WHAT IS NEEDED:
Pull each line holding "province" out of the entries below.
>> BEGIN DATA ENTRIES
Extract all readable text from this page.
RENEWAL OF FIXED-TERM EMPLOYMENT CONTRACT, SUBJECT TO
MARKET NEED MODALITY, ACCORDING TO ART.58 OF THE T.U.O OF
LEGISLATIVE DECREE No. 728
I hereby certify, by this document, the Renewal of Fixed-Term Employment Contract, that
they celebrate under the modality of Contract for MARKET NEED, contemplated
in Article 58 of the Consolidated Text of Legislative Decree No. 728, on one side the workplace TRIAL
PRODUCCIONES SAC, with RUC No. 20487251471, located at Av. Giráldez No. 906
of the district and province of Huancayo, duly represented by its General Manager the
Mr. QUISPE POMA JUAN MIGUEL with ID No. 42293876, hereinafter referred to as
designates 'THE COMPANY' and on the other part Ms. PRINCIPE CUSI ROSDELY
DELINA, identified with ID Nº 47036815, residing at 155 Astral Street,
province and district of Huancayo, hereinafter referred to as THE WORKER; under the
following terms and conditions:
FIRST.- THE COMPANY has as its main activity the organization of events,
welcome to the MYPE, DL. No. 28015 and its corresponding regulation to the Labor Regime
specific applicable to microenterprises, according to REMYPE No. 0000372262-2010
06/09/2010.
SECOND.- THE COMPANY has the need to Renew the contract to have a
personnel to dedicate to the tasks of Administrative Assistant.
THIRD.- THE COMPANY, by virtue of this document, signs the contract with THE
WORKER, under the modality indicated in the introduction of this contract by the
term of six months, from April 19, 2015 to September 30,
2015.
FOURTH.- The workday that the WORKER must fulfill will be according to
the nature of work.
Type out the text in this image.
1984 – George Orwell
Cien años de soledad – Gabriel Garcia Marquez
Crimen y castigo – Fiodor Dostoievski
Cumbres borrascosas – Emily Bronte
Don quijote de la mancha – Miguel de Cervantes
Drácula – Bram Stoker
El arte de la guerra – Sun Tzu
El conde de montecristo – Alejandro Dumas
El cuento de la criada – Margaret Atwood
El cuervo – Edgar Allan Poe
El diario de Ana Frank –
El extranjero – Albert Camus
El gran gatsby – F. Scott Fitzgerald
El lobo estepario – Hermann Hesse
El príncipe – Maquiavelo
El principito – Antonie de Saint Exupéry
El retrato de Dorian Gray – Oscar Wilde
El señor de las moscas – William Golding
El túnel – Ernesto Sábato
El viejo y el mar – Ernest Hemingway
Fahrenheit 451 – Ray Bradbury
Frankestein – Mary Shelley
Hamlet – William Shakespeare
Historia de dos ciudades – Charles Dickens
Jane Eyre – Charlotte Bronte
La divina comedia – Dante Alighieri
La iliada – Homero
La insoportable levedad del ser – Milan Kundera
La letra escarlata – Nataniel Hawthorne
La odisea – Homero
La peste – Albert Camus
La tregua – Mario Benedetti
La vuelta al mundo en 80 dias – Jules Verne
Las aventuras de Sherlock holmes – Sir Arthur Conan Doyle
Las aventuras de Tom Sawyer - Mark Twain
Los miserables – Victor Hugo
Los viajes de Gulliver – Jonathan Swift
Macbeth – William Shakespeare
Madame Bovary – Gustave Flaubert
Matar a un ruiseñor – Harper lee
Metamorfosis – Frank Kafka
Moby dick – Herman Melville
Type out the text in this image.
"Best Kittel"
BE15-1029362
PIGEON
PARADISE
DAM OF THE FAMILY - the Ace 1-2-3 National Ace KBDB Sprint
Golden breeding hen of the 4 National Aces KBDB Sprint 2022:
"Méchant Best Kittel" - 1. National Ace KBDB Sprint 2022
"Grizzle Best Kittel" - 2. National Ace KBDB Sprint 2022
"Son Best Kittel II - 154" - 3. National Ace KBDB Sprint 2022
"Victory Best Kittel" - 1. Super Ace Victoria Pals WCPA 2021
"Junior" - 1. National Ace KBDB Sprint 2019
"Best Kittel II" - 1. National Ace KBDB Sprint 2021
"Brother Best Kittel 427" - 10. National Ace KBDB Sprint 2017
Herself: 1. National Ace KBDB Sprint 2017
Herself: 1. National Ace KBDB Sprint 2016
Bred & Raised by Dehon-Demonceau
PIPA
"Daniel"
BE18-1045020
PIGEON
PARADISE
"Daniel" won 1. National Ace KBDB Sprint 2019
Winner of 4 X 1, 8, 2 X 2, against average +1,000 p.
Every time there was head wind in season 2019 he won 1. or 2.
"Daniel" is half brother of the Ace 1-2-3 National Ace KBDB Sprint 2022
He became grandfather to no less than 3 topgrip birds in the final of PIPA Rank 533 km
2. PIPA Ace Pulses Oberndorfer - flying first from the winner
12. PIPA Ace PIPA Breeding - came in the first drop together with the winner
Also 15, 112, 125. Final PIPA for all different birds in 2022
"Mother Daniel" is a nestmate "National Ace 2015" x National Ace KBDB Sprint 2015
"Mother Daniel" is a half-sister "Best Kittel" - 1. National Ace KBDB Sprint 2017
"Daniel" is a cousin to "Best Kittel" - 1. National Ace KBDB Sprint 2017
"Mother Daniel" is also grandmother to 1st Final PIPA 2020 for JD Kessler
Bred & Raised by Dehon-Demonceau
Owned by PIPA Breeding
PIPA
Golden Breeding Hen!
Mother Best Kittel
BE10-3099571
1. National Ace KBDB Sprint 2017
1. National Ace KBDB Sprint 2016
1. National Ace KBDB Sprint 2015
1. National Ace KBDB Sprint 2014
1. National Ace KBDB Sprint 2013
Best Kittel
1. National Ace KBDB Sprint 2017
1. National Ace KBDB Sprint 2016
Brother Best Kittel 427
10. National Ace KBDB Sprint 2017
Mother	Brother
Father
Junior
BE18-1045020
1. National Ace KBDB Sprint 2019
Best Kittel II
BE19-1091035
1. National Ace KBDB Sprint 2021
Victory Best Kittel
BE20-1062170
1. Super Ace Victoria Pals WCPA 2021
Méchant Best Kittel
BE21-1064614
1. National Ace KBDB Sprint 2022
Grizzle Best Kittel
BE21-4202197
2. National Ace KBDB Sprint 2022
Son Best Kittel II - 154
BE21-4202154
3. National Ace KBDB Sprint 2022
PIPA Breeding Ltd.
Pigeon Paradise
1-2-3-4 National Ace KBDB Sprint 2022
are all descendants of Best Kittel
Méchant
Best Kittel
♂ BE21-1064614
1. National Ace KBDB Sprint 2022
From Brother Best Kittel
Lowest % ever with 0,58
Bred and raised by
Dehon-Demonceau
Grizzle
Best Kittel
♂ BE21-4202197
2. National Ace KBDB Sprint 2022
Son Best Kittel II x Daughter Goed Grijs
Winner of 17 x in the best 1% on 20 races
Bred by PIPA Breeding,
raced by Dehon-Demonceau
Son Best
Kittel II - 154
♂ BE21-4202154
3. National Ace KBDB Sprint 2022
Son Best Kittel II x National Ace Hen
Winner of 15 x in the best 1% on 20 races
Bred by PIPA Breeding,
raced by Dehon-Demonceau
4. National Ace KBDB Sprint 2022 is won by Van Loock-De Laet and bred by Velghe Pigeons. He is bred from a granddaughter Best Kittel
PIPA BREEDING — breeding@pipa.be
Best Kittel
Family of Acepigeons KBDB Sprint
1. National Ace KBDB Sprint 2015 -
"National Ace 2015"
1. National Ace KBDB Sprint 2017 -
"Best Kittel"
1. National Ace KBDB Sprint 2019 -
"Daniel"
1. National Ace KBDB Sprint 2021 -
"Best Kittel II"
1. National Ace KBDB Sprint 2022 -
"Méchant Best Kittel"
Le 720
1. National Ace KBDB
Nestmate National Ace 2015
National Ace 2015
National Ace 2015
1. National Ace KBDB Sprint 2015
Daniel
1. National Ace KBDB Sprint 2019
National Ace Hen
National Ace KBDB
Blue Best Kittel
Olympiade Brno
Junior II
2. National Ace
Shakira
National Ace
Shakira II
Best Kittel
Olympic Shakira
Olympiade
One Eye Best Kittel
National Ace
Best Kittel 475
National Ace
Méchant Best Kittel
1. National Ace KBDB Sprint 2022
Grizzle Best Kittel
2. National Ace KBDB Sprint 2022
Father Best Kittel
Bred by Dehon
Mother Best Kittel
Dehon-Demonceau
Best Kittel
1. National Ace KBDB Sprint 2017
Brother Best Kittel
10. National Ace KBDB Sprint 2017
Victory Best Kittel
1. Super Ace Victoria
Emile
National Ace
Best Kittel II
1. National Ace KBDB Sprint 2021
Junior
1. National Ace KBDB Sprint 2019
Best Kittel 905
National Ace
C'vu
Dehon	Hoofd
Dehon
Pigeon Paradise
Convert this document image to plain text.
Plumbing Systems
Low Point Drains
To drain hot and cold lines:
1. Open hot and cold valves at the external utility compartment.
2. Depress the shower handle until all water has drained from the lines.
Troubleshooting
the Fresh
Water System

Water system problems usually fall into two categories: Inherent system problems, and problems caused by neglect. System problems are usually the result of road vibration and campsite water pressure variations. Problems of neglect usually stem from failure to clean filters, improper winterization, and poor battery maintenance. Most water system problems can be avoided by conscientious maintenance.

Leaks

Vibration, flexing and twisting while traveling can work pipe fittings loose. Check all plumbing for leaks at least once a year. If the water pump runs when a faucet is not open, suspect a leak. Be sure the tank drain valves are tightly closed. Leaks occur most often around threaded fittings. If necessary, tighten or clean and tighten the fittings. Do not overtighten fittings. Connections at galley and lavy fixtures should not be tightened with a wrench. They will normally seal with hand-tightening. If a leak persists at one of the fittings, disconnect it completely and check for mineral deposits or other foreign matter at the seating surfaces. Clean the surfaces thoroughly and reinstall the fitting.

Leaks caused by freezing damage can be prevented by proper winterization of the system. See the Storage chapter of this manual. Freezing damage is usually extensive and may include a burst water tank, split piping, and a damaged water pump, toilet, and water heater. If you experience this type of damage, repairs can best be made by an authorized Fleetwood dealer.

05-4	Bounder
>> END DATA ENTRIES
RESPONSE TO THE EXERCISE:
of the district and province of Huancayo, duly represented by its General Manager the
province and district of Huancayo, hereinafter referred to as THE WORKER; under the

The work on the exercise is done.